Uma experiência de jogo imersiva em que você consegue conversar com o personagem do jogo e outra entidade digital ao mesmo tempo, sobre tópicos que estão fora dos limites iniciais da aplicação, mostra o quão complexo pode ser a engenharia por trás de uma interface conversacional. Assistir essa cena em 2014 e assisti-la em 2021 são experiências completamente diferentes para quem acompanha o mercado.

Nesse sentido, ainda é marcante a apresentação de alguns anos atrás do Google Duplex, que mostrou como os WaveNets junto com uma estrutura de bots com machine learning que conseguiram fazer ligações para marcar compromissos e reservar mesas de restaurantes de uma forma impressionantemente natural.

Isso é um exemplo de que são poucas as barreiras de canal ou contexto para o estado da IA conversacional atual. Novos dispositivos aliado a interações mais complexas com bots podem ser chave para construção de um ambiente virtual de colaboração.

Entradas de dados:
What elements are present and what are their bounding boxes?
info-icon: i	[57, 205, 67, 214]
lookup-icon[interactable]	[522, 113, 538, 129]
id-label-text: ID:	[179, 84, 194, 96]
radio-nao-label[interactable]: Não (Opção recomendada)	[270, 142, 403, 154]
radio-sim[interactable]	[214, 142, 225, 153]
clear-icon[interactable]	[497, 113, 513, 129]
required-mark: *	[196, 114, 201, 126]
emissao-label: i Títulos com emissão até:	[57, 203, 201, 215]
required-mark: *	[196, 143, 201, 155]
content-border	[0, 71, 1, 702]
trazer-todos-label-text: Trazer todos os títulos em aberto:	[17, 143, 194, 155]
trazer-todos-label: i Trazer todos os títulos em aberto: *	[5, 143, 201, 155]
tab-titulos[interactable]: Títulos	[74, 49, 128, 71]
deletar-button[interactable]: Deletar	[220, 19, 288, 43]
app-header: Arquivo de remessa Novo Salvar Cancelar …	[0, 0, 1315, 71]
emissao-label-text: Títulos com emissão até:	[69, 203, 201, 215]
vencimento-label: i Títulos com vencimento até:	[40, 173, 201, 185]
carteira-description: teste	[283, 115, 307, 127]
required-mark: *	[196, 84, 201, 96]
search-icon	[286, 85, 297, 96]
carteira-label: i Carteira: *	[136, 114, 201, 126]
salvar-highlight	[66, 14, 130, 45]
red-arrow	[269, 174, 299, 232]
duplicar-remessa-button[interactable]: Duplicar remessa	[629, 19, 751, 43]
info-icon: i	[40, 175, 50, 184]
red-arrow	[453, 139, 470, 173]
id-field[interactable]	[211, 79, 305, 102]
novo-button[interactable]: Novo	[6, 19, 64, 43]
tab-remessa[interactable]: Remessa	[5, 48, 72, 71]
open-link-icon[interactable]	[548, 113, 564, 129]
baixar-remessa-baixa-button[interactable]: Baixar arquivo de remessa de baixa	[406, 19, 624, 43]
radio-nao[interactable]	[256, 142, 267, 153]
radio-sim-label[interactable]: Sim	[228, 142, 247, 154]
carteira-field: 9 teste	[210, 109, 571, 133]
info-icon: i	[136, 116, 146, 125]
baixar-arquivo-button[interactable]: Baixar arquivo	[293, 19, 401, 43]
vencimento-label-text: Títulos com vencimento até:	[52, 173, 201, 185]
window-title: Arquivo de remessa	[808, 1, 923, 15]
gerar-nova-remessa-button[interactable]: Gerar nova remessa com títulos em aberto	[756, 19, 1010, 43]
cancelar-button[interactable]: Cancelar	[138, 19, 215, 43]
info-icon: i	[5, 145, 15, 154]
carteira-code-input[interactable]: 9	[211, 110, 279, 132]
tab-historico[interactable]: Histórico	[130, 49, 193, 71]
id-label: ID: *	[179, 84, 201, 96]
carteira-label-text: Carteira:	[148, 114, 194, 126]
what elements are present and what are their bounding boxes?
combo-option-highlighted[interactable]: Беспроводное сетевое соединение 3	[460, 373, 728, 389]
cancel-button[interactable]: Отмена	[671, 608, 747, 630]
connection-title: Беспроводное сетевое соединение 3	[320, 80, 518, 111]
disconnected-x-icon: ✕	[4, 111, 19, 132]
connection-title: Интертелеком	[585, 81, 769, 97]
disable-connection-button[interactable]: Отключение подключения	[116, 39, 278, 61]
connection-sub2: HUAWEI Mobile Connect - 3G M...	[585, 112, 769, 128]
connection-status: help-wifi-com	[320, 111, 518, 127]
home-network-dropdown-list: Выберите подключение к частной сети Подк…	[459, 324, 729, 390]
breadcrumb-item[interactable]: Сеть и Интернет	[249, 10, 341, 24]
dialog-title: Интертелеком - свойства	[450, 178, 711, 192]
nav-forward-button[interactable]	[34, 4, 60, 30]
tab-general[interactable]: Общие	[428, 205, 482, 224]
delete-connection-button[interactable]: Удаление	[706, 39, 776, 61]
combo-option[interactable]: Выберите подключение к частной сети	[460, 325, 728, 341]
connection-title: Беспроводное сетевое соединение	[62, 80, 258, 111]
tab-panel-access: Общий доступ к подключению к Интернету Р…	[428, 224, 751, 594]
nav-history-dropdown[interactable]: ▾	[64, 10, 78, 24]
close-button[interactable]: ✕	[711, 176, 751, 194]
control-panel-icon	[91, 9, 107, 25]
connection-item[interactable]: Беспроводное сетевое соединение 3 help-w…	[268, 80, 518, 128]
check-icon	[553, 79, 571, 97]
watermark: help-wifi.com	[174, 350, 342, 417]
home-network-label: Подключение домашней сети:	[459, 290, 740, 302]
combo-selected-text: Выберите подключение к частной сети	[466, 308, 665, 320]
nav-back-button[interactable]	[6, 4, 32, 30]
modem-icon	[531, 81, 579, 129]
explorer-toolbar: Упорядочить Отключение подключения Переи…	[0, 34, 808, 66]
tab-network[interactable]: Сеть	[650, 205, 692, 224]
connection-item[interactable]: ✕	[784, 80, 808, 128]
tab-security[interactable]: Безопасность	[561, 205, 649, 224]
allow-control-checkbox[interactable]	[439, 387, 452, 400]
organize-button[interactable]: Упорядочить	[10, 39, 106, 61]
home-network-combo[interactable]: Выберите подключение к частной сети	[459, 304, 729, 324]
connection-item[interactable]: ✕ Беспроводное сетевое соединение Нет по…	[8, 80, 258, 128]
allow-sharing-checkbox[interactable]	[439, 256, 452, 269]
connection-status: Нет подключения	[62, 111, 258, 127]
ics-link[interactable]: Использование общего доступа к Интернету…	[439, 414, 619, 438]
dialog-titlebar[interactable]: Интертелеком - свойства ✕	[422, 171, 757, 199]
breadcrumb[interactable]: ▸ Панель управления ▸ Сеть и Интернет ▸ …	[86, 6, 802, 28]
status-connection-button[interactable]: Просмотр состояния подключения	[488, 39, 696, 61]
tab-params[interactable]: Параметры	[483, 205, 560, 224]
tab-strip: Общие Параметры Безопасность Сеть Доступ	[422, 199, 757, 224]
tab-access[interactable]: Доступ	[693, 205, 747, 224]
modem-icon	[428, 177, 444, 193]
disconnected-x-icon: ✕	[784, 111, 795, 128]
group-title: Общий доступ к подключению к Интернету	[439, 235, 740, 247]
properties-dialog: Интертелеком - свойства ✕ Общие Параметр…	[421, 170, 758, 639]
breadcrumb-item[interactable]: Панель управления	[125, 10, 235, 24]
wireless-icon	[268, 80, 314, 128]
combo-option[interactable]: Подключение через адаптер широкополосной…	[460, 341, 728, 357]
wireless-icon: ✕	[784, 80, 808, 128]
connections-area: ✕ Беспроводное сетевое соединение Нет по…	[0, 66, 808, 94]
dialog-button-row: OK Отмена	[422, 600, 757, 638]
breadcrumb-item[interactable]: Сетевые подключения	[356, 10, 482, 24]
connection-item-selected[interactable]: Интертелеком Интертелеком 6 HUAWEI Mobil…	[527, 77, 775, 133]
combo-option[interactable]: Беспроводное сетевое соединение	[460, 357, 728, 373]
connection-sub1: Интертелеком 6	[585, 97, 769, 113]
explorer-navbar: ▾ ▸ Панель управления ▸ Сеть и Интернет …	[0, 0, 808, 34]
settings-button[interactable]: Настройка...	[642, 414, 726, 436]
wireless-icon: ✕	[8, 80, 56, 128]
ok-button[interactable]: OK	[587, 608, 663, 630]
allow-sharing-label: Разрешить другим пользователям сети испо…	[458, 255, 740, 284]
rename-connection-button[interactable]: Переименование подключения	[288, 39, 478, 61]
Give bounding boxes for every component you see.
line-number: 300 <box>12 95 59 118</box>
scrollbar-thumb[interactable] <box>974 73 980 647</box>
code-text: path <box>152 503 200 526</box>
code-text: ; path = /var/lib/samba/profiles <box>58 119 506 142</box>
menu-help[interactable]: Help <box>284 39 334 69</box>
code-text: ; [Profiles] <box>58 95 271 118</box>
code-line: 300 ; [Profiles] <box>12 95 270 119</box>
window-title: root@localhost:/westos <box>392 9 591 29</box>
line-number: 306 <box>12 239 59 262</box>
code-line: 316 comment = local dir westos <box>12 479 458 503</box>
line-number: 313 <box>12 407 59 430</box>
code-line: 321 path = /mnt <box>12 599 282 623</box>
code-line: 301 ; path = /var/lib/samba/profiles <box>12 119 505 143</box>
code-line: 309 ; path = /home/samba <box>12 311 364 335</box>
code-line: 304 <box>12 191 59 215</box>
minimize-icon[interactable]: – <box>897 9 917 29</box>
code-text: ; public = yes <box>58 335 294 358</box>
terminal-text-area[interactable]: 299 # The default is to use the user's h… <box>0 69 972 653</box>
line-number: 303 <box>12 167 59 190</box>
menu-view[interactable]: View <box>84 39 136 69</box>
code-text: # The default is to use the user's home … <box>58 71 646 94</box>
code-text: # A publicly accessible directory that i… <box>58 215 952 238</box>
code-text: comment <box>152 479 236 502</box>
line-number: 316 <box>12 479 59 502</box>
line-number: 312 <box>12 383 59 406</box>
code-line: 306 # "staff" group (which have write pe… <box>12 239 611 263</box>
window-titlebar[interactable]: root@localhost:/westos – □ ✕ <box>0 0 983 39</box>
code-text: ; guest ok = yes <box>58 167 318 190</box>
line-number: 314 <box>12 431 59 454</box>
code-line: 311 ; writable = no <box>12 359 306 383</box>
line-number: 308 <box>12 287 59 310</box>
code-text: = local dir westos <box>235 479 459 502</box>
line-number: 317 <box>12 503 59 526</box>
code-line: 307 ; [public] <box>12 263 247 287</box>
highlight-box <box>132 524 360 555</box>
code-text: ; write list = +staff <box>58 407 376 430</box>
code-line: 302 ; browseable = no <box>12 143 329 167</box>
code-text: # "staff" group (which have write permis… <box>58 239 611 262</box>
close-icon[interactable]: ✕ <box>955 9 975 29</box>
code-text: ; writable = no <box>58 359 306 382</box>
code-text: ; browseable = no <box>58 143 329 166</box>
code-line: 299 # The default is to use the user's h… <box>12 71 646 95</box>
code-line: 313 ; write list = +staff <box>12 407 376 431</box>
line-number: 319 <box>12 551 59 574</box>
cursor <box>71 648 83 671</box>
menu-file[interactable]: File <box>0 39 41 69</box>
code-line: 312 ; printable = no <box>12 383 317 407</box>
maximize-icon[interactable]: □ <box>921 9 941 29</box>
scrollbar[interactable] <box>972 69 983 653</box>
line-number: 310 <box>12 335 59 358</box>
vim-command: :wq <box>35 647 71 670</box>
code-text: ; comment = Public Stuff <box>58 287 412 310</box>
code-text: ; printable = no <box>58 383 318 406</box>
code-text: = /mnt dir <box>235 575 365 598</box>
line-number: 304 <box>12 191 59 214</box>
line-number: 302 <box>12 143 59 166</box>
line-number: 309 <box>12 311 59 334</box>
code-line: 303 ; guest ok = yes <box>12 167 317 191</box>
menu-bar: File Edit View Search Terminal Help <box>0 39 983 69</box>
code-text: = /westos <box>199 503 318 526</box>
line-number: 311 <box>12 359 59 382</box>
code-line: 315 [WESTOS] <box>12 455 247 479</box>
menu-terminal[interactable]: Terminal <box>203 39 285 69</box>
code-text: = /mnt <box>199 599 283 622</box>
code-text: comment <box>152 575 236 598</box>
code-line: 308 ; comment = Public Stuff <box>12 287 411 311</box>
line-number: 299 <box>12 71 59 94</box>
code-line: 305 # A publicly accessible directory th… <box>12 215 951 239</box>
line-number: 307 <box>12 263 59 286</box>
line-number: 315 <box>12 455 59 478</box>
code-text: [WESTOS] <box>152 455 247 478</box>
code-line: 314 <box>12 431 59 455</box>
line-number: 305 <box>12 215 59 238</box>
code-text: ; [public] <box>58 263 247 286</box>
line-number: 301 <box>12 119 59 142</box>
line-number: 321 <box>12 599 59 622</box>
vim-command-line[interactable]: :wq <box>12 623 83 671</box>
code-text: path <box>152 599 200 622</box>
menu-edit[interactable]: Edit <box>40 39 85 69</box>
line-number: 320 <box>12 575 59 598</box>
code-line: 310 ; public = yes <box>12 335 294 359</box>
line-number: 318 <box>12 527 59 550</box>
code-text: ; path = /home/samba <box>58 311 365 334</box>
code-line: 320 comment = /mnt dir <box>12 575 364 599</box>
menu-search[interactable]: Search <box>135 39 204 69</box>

TAREFA 1> Segundo o texto sobre IA conversacional, o que os bots apresentados pelo Google Duplex conseguiram fazer?
TAREFA 2> Repita o trecho do texto sobre IA conversacional, começando em "Uma experiência de" e terminando em "acompanha o mercado.".
TAREFA 3>
Indique se cada afirmação concorda com o texto sobre IA conversacional, respondendo sim ou não e citando as palavras do texto que decidem a resposta.
(a) A apresentação do Google Duplex mostrou o uso de WaveNets.
(b) O estado atual da IA conversacional enfrenta muitas barreiras de canal ou contexto.
(c) Na experiência de jogo descrita, é possível conversar com o personagem e com outra entidade digital ao mesmo tempo.
As linhas de dados não têm relação com o texto sobre IA conversacional.

RESPOSTA DO EXERCÍCIO 1> Fazer ligações para marcar compromissos e reservar mesas de restaurantes de uma forma impressionantemente natural.

RESPOSTA DO EXERCÍCIO 2>
Uma experiência de jogo imersiva em que você consegue conversar com o personagem do jogo e outra entidade digital ao mesmo tempo, sobre tópicos que estão fora dos limites iniciais da aplicação, mostra o quão complexo pode ser a engenharia por trás de uma interface conversacional. Assistir essa cena em 2014 e assisti-la em 2021 são experiências completamente diferentes para quem acompanha o mercado.

RESPOSTA DO EXERCÍCIO 3>
(a) Sim: "mostrou como os WaveNets junto com uma estrutura de bots com machine learning".
(b) Não: "são poucas as barreiras de canal ou contexto para o estado da IA conversacional atual".
(c) Sim: "você consegue conversar com o personagem do jogo e outra entidade digital ao mesmo tempo".